What you should do:
Report how many lines of the records below include the word "method". Give nothing but the number.

(A run of records)
+---+

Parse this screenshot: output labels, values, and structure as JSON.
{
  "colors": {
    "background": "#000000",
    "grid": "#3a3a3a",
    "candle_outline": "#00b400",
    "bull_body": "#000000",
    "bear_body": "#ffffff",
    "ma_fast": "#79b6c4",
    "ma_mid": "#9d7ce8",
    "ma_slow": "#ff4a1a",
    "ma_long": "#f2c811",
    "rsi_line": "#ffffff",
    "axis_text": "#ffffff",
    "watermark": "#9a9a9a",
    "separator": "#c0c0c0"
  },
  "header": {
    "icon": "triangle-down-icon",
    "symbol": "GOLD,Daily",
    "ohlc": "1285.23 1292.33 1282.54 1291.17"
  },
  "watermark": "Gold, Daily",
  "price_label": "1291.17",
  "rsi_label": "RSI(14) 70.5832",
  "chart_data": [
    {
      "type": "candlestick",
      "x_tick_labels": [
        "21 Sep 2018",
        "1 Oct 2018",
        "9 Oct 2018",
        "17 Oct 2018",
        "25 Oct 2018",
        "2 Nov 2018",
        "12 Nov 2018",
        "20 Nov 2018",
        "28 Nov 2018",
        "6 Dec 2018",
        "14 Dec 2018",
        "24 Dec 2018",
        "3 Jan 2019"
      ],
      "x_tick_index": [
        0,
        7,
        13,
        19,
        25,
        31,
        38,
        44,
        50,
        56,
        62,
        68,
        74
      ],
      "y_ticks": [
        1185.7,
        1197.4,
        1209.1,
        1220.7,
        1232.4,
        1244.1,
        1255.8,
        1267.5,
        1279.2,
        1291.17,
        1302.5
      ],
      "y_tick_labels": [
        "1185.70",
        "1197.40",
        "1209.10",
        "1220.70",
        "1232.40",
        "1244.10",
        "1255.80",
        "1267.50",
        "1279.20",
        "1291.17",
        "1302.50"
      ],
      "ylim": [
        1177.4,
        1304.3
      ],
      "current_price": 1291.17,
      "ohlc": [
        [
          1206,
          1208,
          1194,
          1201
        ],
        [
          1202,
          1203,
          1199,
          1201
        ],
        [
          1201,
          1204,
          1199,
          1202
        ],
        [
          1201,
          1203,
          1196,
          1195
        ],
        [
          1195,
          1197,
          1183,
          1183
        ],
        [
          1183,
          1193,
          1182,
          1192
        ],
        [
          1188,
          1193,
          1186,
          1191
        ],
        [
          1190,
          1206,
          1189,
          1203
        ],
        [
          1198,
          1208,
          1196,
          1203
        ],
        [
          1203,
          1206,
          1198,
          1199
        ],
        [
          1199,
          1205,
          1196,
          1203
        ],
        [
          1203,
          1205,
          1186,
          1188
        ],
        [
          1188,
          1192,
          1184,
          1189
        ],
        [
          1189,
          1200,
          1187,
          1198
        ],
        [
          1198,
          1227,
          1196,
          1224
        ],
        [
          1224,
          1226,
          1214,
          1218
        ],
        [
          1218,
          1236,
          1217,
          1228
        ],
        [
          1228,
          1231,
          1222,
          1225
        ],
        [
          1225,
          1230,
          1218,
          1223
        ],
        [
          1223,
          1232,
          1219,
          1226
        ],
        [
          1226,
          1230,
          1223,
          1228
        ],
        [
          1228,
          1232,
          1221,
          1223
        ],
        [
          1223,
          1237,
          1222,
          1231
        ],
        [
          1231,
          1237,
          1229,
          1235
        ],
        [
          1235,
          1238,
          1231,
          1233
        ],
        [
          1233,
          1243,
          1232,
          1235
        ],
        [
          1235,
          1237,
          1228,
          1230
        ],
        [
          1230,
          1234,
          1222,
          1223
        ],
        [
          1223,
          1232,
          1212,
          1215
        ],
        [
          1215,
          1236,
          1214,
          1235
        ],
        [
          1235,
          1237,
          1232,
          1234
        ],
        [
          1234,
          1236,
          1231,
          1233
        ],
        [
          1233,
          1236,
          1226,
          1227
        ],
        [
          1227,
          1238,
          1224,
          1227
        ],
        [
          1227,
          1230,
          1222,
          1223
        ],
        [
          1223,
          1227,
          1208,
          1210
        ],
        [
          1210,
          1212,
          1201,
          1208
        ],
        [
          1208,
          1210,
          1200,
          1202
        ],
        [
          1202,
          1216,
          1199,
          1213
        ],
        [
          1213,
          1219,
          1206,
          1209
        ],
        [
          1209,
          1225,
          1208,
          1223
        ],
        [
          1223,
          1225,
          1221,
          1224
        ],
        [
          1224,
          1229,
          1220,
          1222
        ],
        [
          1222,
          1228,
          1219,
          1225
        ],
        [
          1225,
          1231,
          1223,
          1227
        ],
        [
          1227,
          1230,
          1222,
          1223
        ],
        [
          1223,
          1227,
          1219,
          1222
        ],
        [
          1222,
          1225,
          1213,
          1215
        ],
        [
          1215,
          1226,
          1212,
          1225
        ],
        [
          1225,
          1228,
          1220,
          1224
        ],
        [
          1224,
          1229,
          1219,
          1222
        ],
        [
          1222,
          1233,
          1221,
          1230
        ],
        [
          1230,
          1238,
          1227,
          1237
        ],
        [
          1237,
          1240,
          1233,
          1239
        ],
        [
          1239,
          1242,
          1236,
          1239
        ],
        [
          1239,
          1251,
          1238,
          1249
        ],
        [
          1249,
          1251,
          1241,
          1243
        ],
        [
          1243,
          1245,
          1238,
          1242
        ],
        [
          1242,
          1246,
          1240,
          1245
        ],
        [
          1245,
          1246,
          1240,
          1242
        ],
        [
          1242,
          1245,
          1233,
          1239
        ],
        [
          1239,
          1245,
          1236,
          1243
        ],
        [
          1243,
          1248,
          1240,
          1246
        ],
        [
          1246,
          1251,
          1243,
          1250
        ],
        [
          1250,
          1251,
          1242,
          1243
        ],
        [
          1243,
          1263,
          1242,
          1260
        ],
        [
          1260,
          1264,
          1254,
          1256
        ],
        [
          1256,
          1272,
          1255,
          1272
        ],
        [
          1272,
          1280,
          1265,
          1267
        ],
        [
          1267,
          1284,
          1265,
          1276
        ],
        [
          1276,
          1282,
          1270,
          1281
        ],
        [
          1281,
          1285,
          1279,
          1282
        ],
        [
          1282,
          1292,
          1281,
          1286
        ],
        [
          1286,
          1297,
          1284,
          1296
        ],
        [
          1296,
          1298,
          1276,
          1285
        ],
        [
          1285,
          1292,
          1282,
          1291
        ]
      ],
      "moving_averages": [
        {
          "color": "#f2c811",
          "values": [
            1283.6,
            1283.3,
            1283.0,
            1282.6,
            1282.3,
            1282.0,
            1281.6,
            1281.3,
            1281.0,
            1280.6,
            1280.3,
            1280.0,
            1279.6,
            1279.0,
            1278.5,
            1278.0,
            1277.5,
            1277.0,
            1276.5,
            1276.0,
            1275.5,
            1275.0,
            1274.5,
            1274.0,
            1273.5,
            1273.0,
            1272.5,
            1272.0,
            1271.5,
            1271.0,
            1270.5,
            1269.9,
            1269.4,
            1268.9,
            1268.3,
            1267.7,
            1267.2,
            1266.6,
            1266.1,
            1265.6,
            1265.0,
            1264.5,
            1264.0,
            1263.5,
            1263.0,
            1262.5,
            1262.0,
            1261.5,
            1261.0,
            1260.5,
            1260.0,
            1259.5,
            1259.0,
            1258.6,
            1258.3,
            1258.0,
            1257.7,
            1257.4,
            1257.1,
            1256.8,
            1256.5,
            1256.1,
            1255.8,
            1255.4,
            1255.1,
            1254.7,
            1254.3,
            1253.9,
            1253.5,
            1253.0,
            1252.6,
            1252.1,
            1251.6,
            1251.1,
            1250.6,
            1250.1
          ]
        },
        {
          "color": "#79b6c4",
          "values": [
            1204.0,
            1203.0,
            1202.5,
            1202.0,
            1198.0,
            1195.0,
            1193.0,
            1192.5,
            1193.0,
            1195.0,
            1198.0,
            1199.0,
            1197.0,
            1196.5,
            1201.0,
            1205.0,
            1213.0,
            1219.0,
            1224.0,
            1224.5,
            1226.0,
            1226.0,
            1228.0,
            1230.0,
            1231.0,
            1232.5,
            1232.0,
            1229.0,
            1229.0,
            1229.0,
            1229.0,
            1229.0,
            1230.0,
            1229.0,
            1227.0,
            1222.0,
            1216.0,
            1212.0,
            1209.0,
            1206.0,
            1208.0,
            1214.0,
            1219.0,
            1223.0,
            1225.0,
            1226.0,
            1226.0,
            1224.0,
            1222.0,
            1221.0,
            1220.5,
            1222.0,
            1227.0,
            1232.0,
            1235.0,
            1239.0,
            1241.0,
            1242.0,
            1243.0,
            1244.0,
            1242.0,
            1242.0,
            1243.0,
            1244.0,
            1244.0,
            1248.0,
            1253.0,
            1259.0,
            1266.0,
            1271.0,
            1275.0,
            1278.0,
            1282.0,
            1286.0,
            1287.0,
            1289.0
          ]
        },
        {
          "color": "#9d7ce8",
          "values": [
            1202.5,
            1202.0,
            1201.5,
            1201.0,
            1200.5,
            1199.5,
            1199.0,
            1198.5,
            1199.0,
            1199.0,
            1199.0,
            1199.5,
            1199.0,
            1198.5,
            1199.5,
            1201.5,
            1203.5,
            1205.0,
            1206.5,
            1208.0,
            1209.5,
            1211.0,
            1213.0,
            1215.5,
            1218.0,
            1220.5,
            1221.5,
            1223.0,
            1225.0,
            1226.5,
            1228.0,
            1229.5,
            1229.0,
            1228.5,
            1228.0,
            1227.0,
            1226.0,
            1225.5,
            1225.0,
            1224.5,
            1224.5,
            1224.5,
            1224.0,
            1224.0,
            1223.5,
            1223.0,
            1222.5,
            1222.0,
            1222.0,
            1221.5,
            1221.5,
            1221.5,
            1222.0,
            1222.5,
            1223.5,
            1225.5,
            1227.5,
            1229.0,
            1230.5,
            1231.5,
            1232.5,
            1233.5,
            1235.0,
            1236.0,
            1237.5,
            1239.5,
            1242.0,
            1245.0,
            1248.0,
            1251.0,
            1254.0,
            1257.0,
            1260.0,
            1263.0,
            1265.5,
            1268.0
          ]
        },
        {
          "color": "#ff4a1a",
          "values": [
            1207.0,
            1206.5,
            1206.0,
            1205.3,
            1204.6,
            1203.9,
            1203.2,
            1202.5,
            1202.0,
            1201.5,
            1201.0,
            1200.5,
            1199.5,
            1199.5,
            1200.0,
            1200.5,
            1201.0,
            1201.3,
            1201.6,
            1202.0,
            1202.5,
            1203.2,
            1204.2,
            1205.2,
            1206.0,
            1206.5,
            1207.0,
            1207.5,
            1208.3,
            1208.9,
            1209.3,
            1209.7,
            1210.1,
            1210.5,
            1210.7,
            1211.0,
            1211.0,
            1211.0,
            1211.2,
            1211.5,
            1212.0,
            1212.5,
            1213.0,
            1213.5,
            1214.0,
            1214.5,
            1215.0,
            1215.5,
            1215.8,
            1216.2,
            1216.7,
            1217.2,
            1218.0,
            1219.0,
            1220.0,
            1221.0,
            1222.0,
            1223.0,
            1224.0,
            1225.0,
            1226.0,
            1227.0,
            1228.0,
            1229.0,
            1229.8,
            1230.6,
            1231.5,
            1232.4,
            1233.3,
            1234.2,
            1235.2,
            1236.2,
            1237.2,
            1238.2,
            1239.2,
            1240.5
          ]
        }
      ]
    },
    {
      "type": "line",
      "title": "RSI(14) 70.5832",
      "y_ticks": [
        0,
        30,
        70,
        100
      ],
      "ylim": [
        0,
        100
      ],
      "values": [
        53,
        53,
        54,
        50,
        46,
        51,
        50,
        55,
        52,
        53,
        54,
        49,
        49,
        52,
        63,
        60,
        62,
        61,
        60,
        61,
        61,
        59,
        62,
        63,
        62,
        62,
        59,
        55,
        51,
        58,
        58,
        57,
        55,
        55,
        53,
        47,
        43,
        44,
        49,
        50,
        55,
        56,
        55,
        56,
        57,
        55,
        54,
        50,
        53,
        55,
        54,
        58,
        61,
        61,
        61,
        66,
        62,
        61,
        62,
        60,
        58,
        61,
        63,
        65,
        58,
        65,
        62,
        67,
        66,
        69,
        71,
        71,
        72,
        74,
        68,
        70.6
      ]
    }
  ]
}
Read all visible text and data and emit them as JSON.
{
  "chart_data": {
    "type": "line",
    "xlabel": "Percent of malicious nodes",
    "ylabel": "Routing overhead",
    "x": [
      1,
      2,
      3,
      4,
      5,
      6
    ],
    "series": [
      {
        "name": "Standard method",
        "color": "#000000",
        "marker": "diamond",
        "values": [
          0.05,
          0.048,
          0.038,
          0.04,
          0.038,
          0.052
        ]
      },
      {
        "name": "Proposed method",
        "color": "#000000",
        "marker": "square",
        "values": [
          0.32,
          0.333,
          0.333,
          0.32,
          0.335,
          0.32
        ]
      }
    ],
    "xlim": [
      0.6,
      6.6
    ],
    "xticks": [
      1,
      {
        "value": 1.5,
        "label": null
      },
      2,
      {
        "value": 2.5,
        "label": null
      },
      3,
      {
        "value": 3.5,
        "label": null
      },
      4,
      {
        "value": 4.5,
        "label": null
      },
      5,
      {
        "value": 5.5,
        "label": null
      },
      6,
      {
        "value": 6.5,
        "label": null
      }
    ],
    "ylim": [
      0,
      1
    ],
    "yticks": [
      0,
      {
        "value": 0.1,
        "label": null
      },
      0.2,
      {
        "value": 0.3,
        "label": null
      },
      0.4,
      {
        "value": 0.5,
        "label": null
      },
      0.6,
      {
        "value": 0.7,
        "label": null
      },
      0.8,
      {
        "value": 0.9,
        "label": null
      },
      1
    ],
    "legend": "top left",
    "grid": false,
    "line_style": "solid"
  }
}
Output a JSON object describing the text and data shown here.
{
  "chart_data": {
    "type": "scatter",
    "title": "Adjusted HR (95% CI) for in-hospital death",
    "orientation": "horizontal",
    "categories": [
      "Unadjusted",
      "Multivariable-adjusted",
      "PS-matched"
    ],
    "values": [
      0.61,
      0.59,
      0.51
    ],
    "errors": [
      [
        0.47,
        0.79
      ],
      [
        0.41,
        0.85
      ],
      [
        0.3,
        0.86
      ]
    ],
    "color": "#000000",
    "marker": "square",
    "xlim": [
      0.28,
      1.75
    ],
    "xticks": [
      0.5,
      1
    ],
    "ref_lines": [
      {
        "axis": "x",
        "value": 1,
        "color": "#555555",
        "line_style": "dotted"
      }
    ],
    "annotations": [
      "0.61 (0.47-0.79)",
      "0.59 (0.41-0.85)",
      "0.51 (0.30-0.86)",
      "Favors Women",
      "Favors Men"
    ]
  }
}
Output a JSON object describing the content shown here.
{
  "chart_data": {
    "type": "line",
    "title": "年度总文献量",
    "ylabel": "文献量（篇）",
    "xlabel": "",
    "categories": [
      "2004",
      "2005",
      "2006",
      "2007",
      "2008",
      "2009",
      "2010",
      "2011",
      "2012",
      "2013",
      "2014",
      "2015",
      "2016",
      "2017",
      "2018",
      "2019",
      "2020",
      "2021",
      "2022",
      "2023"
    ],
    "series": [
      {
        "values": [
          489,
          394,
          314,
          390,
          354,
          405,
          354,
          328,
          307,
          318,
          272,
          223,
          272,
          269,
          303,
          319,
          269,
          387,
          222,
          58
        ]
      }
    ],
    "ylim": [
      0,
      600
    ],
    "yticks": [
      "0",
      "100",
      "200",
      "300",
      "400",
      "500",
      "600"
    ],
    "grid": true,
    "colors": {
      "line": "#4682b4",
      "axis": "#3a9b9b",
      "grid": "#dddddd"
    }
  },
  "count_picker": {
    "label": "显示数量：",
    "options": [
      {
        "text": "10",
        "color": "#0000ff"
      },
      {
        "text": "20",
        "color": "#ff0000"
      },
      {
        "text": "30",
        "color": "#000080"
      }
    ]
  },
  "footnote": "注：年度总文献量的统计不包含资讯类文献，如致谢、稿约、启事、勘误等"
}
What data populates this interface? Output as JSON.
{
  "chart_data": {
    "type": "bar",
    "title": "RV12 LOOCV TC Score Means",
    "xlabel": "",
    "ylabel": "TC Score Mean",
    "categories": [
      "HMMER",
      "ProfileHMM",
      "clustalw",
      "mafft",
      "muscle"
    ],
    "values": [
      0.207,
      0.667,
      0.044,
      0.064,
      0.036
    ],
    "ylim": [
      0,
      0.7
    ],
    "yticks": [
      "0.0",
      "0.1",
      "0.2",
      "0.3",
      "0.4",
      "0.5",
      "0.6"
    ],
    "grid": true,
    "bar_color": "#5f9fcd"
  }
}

+---+

Solution to the exercise:
2